- Job: Transcribe each record exactly. Include every one.

- Entries shown:
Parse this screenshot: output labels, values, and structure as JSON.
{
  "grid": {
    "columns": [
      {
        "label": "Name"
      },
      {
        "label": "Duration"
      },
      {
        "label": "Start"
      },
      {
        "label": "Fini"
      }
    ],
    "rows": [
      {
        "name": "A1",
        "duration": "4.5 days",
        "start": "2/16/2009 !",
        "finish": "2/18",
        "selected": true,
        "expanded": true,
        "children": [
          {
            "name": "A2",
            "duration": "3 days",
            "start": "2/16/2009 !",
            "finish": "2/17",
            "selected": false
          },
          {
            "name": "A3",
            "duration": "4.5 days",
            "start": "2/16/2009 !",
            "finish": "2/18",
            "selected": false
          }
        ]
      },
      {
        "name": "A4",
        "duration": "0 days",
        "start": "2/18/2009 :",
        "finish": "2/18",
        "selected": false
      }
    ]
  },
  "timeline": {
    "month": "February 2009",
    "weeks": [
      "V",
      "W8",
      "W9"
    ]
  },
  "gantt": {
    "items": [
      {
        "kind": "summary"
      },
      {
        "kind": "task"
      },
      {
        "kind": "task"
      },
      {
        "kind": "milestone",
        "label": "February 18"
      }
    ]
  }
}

- The reply:
Parse this screenshot: output labels, values, and structure as JSON.
{
  "grid": {
    "columns": [
      {
        "label": "Name"
      },
      {
        "label": "Duration"
      },
      {
        "label": "Start"
      },
      {
        "label": "Fini"
      }
    ],
    "rows": [
      {
        "name": "A1",
        "duration": "4.5 days",
        "start": "2/16/2009 !",
        "finish": "2/18",
        "selected": true,
        "expanded": true,
        "children": [
          {
            "name": "A2",
            "duration": "3 days",
            "start": "2/16/2009 !",
            "finish": "2/17",
            "selected": false
          },
          {
            "name": "A3",
            "duration": "4.5 days",
            "start": "2/16/2009 !",
            "finish": "2/18",
            "selected": false
          }
        ]
      },
      {
        "name": "A4",
        "duration": "0 days",
        "start": "2/18/2009 :",
        "finish": "2/18",
        "selected": false
      }
    ]
  },
  "timeline": {
    "month": "February 2009",
    "weeks": [
      "V",
      "W8",
      "W9"
    ]
  },
  "gantt": {
    "items": [
      {
        "kind": "summary"
      },
      {
        "kind": "task"
      },
      {
        "kind": "task"
      },
      {
        "kind": "milestone",
        "label": "February 18"
      }
    ]
  }
}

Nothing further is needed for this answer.